Given data:
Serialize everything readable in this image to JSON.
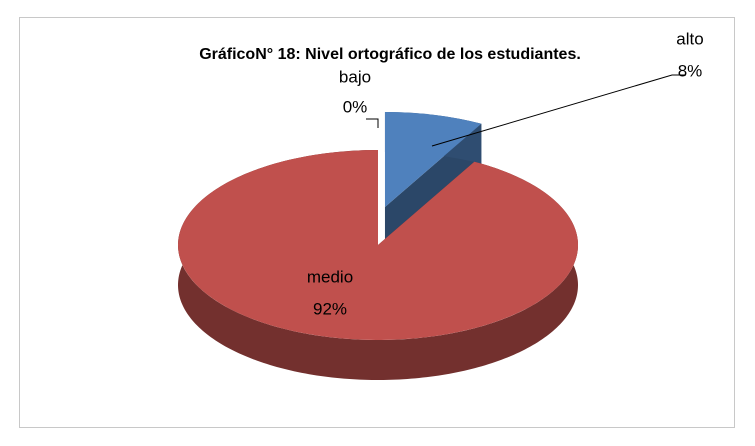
{
  "chart_data": {
    "type": "pie",
    "title": "GráficoN° 18: Nivel ortográfico de los estudiantes.",
    "categories": [
      "alto",
      "medio",
      "bajo"
    ],
    "values": [
      8,
      92,
      0
    ],
    "value_labels": [
      "8%",
      "92%",
      "0%"
    ],
    "colors": [
      "#4f81bd",
      "#c0504d",
      "#9bbb59"
    ]
  }
}
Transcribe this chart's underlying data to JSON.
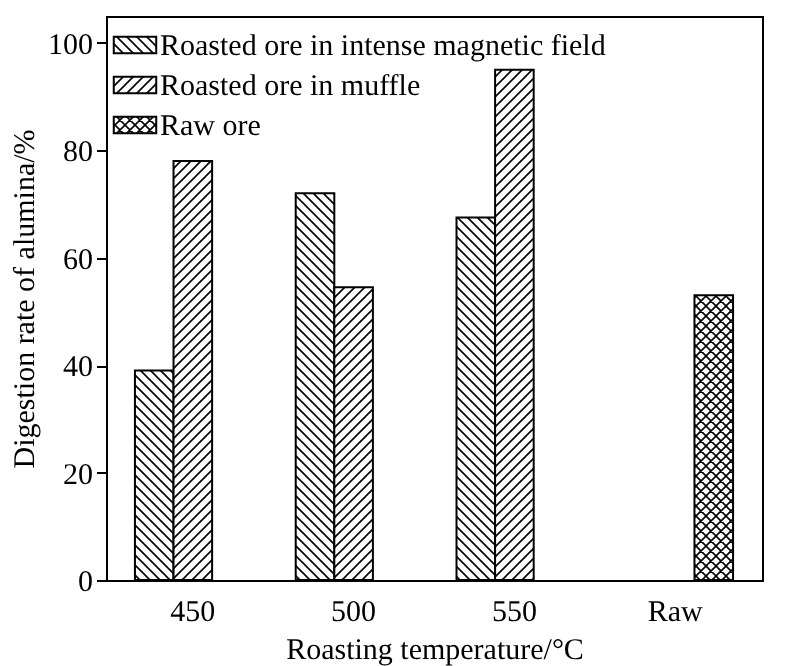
{
  "chart_data": {
    "type": "bar",
    "xlabel": "Roasting temperature/°C",
    "ylabel": "Digestion rate of alumina/%",
    "categories": [
      "450",
      "500",
      "550",
      "Raw"
    ],
    "series": [
      {
        "name": "Roasted ore in intense magnetic field",
        "color": "#000000",
        "values": [
          39,
          72,
          67.5,
          null
        ]
      },
      {
        "name": "Roasted ore in muffle",
        "color": "#000000",
        "values": [
          78,
          54.5,
          95,
          null
        ]
      },
      {
        "name": "Raw ore",
        "color": "#000000",
        "values": [
          null,
          null,
          null,
          53
        ]
      }
    ],
    "ylim": [
      0,
      105
    ],
    "yticks": [
      0,
      20,
      40,
      60,
      80,
      100
    ],
    "legend": "top left",
    "grid": false
  }
}
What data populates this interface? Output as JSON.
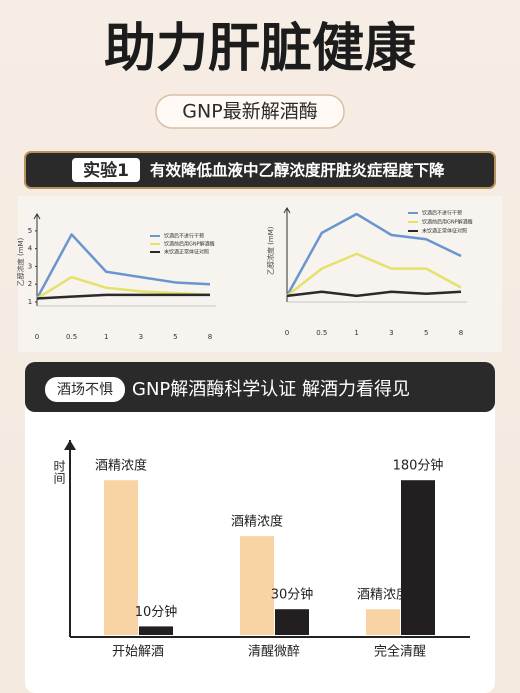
{
  "header": {
    "title": "助力肝脏健康",
    "badge": "GNP最新解酒酶"
  },
  "experiment": {
    "tag": "实验1",
    "caption": "有效降低血液中乙醇浓度肝脏炎症程度下降"
  },
  "section": {
    "tag": "酒场不惧",
    "caption": "GNP解酒酶科学认证 解酒力看得见"
  },
  "chart_data": [
    {
      "type": "line",
      "y_label": "乙醇浓度 (mM)",
      "categories": [
        "0",
        "0.5",
        "1",
        "3",
        "5",
        "8"
      ],
      "ylim": [
        1,
        5.5
      ],
      "yticks": [
        1,
        2,
        3,
        4,
        5
      ],
      "series": [
        {
          "name": "饮酒后不进行干预",
          "color": "#6a95cf",
          "values": [
            1.2,
            4.8,
            2.7,
            2.4,
            2.1,
            2.0
          ]
        },
        {
          "name": "饮酒前后用GNP解酒酶",
          "color": "#e4e26a",
          "values": [
            1.2,
            2.4,
            1.8,
            1.6,
            1.5,
            1.4
          ]
        },
        {
          "name": "未饮酒正常体征对照",
          "color": "#2a2a2a",
          "values": [
            1.2,
            1.3,
            1.4,
            1.4,
            1.4,
            1.4
          ]
        }
      ]
    },
    {
      "type": "line",
      "y_label": "乙醇浓度 (mM)",
      "categories": [
        "0",
        "0.5",
        "1",
        "3",
        "5",
        "8"
      ],
      "ylim": [
        1,
        5.5
      ],
      "series": [
        {
          "name": "饮酒后不进行干预",
          "color": "#6a95cf",
          "values": [
            1.1,
            4.1,
            5.0,
            4.0,
            3.8,
            3.0
          ]
        },
        {
          "name": "饮酒前后用GNP解酒酶",
          "color": "#e4e26a",
          "values": [
            1.1,
            2.4,
            3.1,
            2.4,
            2.4,
            1.5
          ]
        },
        {
          "name": "未饮酒正常体征对照",
          "color": "#2a2a2a",
          "values": [
            1.1,
            1.3,
            1.1,
            1.3,
            1.2,
            1.3
          ]
        }
      ]
    },
    {
      "type": "bar",
      "y_label": "时间",
      "categories": [
        "开始解酒",
        "清醒微醉",
        "完全清醒"
      ],
      "ylim": [
        0,
        200
      ],
      "series": [
        {
          "name": "酒精浓度",
          "color": "#f8d4a5",
          "values": [
            180,
            115,
            30
          ]
        },
        {
          "color": "#231f20",
          "values": [
            10,
            30,
            180
          ],
          "value_labels": [
            "10分钟",
            "30分钟",
            "180分钟"
          ]
        }
      ]
    }
  ]
}
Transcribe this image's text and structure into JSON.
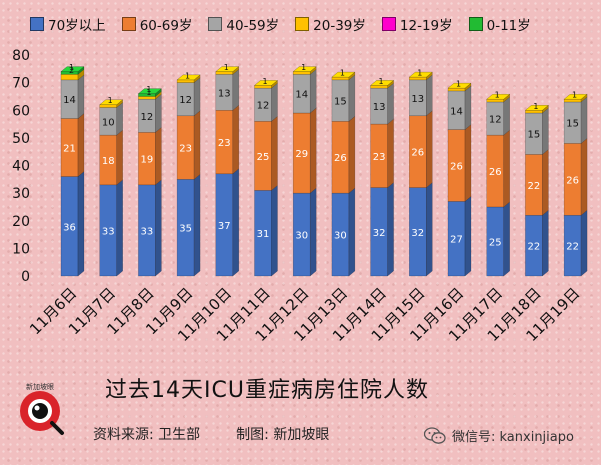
{
  "chart_data": {
    "type": "bar",
    "stacked": true,
    "title": "过去14天ICU重症病房住院人数",
    "categories": [
      "11月6日",
      "11月7日",
      "11月8日",
      "11月9日",
      "11月10日",
      "11月11日",
      "11月12日",
      "11月13日",
      "11月14日",
      "11月15日",
      "11月16日",
      "11月17日",
      "11月18日",
      "11月19日"
    ],
    "series": [
      {
        "name": "70岁以上",
        "color": "#4472c4",
        "values": [
          36,
          33,
          33,
          35,
          37,
          31,
          30,
          30,
          32,
          32,
          27,
          25,
          22,
          22
        ]
      },
      {
        "name": "60-69岁",
        "color": "#ed7d31",
        "values": [
          21,
          18,
          19,
          23,
          23,
          25,
          29,
          26,
          23,
          26,
          26,
          26,
          22,
          26
        ]
      },
      {
        "name": "40-59岁",
        "color": "#a5a5a5",
        "values": [
          14,
          10,
          12,
          12,
          13,
          12,
          14,
          15,
          13,
          13,
          14,
          12,
          15,
          15
        ]
      },
      {
        "name": "20-39岁",
        "color": "#ffc000",
        "values": [
          2,
          1,
          1,
          1,
          1,
          1,
          1,
          1,
          1,
          1,
          1,
          1,
          1,
          1
        ]
      },
      {
        "name": "12-19岁",
        "color": "#ff00cc",
        "values": [
          0,
          0,
          0,
          0,
          0,
          0,
          0,
          0,
          0,
          0,
          0,
          0,
          0,
          0
        ]
      },
      {
        "name": "0-11岁",
        "color": "#22bb33",
        "values": [
          1,
          0,
          1,
          0,
          0,
          0,
          0,
          0,
          0,
          0,
          0,
          0,
          0,
          0
        ]
      }
    ],
    "segment_labels": [
      [
        "36",
        "21",
        "14",
        "2",
        "",
        "1"
      ],
      [
        "33",
        "18",
        "10",
        "1",
        "",
        ""
      ],
      [
        "33",
        "19",
        "12",
        "1",
        "",
        "1"
      ],
      [
        "35",
        "23",
        "12",
        "1",
        "",
        ""
      ],
      [
        "37",
        "23",
        "13",
        "1",
        "",
        ""
      ],
      [
        "31",
        "25",
        "12",
        "1",
        "",
        ""
      ],
      [
        "30",
        "29",
        "14",
        "1",
        "",
        ""
      ],
      [
        "30",
        "26",
        "15",
        "1",
        "",
        ""
      ],
      [
        "32",
        "23",
        "13",
        "1",
        "",
        ""
      ],
      [
        "32",
        "26",
        "13",
        "1",
        "",
        ""
      ],
      [
        "27",
        "26",
        "14",
        "1",
        "",
        ""
      ],
      [
        "25",
        "26",
        "12",
        "1",
        "",
        ""
      ],
      [
        "22",
        "22",
        "15",
        "1",
        "",
        ""
      ],
      [
        "22",
        "26",
        "15",
        "1",
        "",
        ""
      ]
    ],
    "ylim": [
      0,
      80
    ],
    "yticks": [
      0,
      10,
      20,
      30,
      40,
      50,
      60,
      70,
      80
    ],
    "ytick_labels": [
      "0",
      "10",
      "20",
      "30",
      "40",
      "50",
      "60",
      "70",
      "80"
    ],
    "legend_position": "top",
    "grid": false
  },
  "footer": {
    "title": "过去14天ICU重症病房住院人数",
    "source": "资料来源:  卫生部",
    "credit": "制图:  新加坡眼",
    "logo_text": "新加坡眼",
    "wechat": "微信号: kanxinjiapo"
  },
  "colors": {
    "background": "#f1bfc0"
  }
}
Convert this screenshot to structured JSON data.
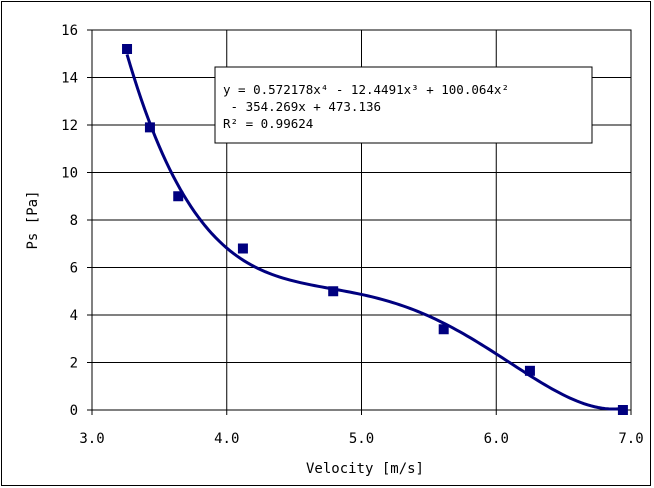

Required task: Copy each line of the records precisely and drop any images they hold.

Solution to this problem:
Serialize everything readable in this image to JSON.
{
  "chart_data": {
    "type": "pie",
    "title": "GráficoN° 18: Nivel ortográfico de los estudiantes.",
    "categories": [
      "alto",
      "medio",
      "bajo"
    ],
    "values": [
      8,
      92,
      0
    ],
    "value_labels": [
      "8%",
      "92%",
      "0%"
    ],
    "colors": [
      "#4f81bd",
      "#c0504d",
      "#9bbb59"
    ]
  }
}
Transcribe this chart's underlying data to JSON.
{
  "chart_data": {
    "type": "bar",
    "xlabel": "Roasting temperature/°C",
    "ylabel": "Digestion rate of alumina/%",
    "categories": [
      "450",
      "500",
      "550",
      "Raw"
    ],
    "series": [
      {
        "name": "Roasted ore in intense magnetic field",
        "color": "#000000",
        "values": [
          39,
          72,
          67.5,
          null
        ]
      },
      {
        "name": "Roasted ore in muffle",
        "color": "#000000",
        "values": [
          78,
          54.5,
          95,
          null
        ]
      },
      {
        "name": "Raw ore",
        "color": "#000000",
        "values": [
          null,
          null,
          null,
          53
        ]
      }
    ],
    "ylim": [
      0,
      105
    ],
    "yticks": [
      0,
      20,
      40,
      60,
      80,
      100
    ],
    "legend": "top left",
    "grid": false
  }
}
What data populates this interface? Output as JSON.
{
  "header": {
    "title": "助力肝脏健康",
    "badge": "GNP最新解酒酶"
  },
  "experiment": {
    "tag": "实验1",
    "caption": "有效降低血液中乙醇浓度肝脏炎症程度下降"
  },
  "section": {
    "tag": "酒场不惧",
    "caption": "GNP解酒酶科学认证 解酒力看得见"
  },
  "chart_data": [
    {
      "type": "line",
      "y_label": "乙醇浓度 (mM)",
      "categories": [
        "0",
        "0.5",
        "1",
        "3",
        "5",
        "8"
      ],
      "ylim": [
        1,
        5.5
      ],
      "yticks": [
        1,
        2,
        3,
        4,
        5
      ],
      "series": [
        {
          "name": "饮酒后不进行干预",
          "color": "#6a95cf",
          "values": [
            1.2,
            4.8,
            2.7,
            2.4,
            2.1,
            2.0
          ]
        },
        {
          "name": "饮酒前后用GNP解酒酶",
          "color": "#e4e26a",
          "values": [
            1.2,
            2.4,
            1.8,
            1.6,
            1.5,
            1.4
          ]
        },
        {
          "name": "未饮酒正常体征对照",
          "color": "#2a2a2a",
          "values": [
            1.2,
            1.3,
            1.4,
            1.4,
            1.4,
            1.4
          ]
        }
      ]
    },
    {
      "type": "line",
      "y_label": "乙醇浓度 (mM)",
      "categories": [
        "0",
        "0.5",
        "1",
        "3",
        "5",
        "8"
      ],
      "ylim": [
        1,
        5.5
      ],
      "series": [
        {
          "name": "饮酒后不进行干预",
          "color": "#6a95cf",
          "values": [
            1.1,
            4.1,
            5.0,
            4.0,
            3.8,
            3.0
          ]
        },
        {
          "name": "饮酒前后用GNP解酒酶",
          "color": "#e4e26a",
          "values": [
            1.1,
            2.4,
            3.1,
            2.4,
            2.4,
            1.5
          ]
        },
        {
          "name": "未饮酒正常体征对照",
          "color": "#2a2a2a",
          "values": [
            1.1,
            1.3,
            1.1,
            1.3,
            1.2,
            1.3
          ]
        }
      ]
    },
    {
      "type": "bar",
      "y_label": "时间",
      "categories": [
        "开始解酒",
        "清醒微醉",
        "完全清醒"
      ],
      "ylim": [
        0,
        200
      ],
      "series": [
        {
          "name": "酒精浓度",
          "color": "#f8d4a5",
          "values": [
            180,
            115,
            30
          ]
        },
        {
          "color": "#231f20",
          "values": [
            10,
            30,
            180
          ],
          "value_labels": [
            "10分钟",
            "30分钟",
            "180分钟"
          ]
        }
      ]
    }
  ]
}
Transcribe this image's text and structure into JSON.
{
  "chart_data": {
    "type": "bar",
    "stacked": true,
    "title": "过去14天ICU重症病房住院人数",
    "categories": [
      "11月6日",
      "11月7日",
      "11月8日",
      "11月9日",
      "11月10日",
      "11月11日",
      "11月12日",
      "11月13日",
      "11月14日",
      "11月15日",
      "11月16日",
      "11月17日",
      "11月18日",
      "11月19日"
    ],
    "series": [
      {
        "name": "70岁以上",
        "color": "#4472c4",
        "values": [
          36,
          33,
          33,
          35,
          37,
          31,
          30,
          30,
          32,
          32,
          27,
          25,
          22,
          22
        ]
      },
      {
        "name": "60-69岁",
        "color": "#ed7d31",
        "values": [
          21,
          18,
          19,
          23,
          23,
          25,
          29,
          26,
          23,
          26,
          26,
          26,
          22,
          26
        ]
      },
      {
        "name": "40-59岁",
        "color": "#a5a5a5",
        "values": [
          14,
          10,
          12,
          12,
          13,
          12,
          14,
          15,
          13,
          13,
          14,
          12,
          15,
          15
        ]
      },
      {
        "name": "20-39岁",
        "color": "#ffc000",
        "values": [
          2,
          1,
          1,
          1,
          1,
          1,
          1,
          1,
          1,
          1,
          1,
          1,
          1,
          1
        ]
      },
      {
        "name": "12-19岁",
        "color": "#ff00cc",
        "values": [
          0,
          0,
          0,
          0,
          0,
          0,
          0,
          0,
          0,
          0,
          0,
          0,
          0,
          0
        ]
      },
      {
        "name": "0-11岁",
        "color": "#22bb33",
        "values": [
          1,
          0,
          1,
          0,
          0,
          0,
          0,
          0,
          0,
          0,
          0,
          0,
          0,
          0
        ]
      }
    ],
    "segment_labels": [
      [
        "36",
        "21",
        "14",
        "2",
        "",
        "1"
      ],
      [
        "33",
        "18",
        "10",
        "1",
        "",
        ""
      ],
      [
        "33",
        "19",
        "12",
        "1",
        "",
        "1"
      ],
      [
        "35",
        "23",
        "12",
        "1",
        "",
        ""
      ],
      [
        "37",
        "23",
        "13",
        "1",
        "",
        ""
      ],
      [
        "31",
        "25",
        "12",
        "1",
        "",
        ""
      ],
      [
        "30",
        "29",
        "14",
        "1",
        "",
        ""
      ],
      [
        "30",
        "26",
        "15",
        "1",
        "",
        ""
      ],
      [
        "32",
        "23",
        "13",
        "1",
        "",
        ""
      ],
      [
        "32",
        "26",
        "13",
        "1",
        "",
        ""
      ],
      [
        "27",
        "26",
        "14",
        "1",
        "",
        ""
      ],
      [
        "25",
        "26",
        "12",
        "1",
        "",
        ""
      ],
      [
        "22",
        "22",
        "15",
        "1",
        "",
        ""
      ],
      [
        "22",
        "26",
        "15",
        "1",
        "",
        ""
      ]
    ],
    "ylim": [
      0,
      80
    ],
    "yticks": [
      0,
      10,
      20,
      30,
      40,
      50,
      60,
      70,
      80
    ],
    "ytick_labels": [
      "0",
      "10",
      "20",
      "30",
      "40",
      "50",
      "60",
      "70",
      "80"
    ],
    "legend_position": "top",
    "grid": false
  },
  "footer": {
    "title": "过去14天ICU重症病房住院人数",
    "source": "资料来源:  卫生部",
    "credit": "制图:  新加坡眼",
    "logo_text": "新加坡眼",
    "wechat": "微信号: kanxinjiapo"
  },
  "colors": {
    "background": "#f1bfc0"
  }
}
Convert this screenshot to structured JSON data.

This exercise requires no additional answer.